▶ **Raw records**

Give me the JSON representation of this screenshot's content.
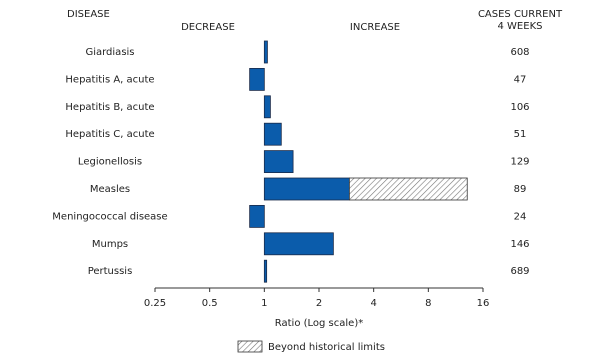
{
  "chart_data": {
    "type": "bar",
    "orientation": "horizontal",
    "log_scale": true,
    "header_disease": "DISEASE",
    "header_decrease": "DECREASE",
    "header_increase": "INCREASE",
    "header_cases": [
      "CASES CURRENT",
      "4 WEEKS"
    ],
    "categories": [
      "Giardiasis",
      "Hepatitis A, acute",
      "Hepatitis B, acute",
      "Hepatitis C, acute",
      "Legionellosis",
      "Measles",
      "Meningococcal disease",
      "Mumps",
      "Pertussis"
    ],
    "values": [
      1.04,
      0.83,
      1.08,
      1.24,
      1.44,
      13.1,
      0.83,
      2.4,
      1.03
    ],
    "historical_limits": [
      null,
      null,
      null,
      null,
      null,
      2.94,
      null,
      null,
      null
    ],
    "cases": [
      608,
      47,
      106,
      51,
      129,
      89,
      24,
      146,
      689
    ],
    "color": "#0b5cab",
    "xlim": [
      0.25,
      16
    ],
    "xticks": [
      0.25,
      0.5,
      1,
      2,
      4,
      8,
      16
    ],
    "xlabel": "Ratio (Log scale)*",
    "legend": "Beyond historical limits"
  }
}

--

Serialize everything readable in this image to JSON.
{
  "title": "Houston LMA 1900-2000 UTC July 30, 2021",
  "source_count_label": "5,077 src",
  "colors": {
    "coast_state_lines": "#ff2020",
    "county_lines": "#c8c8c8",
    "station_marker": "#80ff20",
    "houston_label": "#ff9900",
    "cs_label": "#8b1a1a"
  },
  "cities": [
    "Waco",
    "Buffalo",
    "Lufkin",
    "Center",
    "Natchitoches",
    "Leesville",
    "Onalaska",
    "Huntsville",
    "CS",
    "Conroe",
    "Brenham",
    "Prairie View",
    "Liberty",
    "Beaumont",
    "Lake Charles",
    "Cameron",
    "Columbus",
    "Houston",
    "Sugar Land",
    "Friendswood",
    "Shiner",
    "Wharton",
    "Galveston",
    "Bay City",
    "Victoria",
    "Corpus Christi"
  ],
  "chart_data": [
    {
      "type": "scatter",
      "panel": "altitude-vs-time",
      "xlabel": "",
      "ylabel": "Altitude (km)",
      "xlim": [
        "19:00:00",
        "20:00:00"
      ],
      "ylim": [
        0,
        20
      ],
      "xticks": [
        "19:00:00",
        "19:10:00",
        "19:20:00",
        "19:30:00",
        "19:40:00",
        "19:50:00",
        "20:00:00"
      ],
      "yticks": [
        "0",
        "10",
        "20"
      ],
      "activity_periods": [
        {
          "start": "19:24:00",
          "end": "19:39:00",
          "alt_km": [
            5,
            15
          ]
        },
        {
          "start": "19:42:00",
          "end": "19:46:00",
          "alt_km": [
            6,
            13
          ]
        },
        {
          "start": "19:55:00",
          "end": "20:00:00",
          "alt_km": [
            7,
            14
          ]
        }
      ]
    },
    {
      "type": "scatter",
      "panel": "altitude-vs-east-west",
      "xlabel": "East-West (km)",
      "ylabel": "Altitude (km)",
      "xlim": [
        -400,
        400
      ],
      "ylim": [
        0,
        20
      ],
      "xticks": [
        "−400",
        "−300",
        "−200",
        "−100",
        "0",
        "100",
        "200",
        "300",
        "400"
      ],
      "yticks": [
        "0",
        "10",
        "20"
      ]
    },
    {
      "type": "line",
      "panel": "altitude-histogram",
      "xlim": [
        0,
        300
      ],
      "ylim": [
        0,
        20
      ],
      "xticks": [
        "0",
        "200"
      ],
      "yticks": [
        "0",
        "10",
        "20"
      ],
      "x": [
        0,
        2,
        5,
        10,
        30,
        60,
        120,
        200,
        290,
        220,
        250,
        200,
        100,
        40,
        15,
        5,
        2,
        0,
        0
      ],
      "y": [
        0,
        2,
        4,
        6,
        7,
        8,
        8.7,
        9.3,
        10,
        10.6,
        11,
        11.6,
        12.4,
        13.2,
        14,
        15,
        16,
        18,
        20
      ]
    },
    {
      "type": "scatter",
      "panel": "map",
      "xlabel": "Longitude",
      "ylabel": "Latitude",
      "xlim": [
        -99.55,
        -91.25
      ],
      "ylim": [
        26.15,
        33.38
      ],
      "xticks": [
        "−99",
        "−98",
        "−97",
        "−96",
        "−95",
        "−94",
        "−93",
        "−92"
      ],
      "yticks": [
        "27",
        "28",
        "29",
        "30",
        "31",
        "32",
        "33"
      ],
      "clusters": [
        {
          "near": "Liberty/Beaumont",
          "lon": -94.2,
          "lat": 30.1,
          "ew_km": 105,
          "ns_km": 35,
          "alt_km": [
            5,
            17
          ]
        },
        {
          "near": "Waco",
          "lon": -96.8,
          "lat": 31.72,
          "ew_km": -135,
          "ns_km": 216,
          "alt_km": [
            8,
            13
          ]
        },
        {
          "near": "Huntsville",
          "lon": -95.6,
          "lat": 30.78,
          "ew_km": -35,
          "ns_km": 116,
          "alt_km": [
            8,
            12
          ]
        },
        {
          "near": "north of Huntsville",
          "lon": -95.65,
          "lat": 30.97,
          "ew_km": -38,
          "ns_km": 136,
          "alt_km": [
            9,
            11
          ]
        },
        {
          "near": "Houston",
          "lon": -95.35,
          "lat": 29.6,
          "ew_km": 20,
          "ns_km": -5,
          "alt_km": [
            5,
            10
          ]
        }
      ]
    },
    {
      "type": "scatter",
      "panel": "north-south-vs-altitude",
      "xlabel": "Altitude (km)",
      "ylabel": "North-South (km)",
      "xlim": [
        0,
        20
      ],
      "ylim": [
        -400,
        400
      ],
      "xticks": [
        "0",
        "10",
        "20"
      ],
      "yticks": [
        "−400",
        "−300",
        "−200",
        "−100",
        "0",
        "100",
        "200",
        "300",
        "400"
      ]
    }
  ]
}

▶ **Exercise objective**
Copy and report every line where the word "near" is present.

▶ **Complete output**
          "near": "Liberty/Beaumont",
          "near": "Waco",
          "near": "Huntsville",
          "near": "north of Huntsville",
          "near": "Houston",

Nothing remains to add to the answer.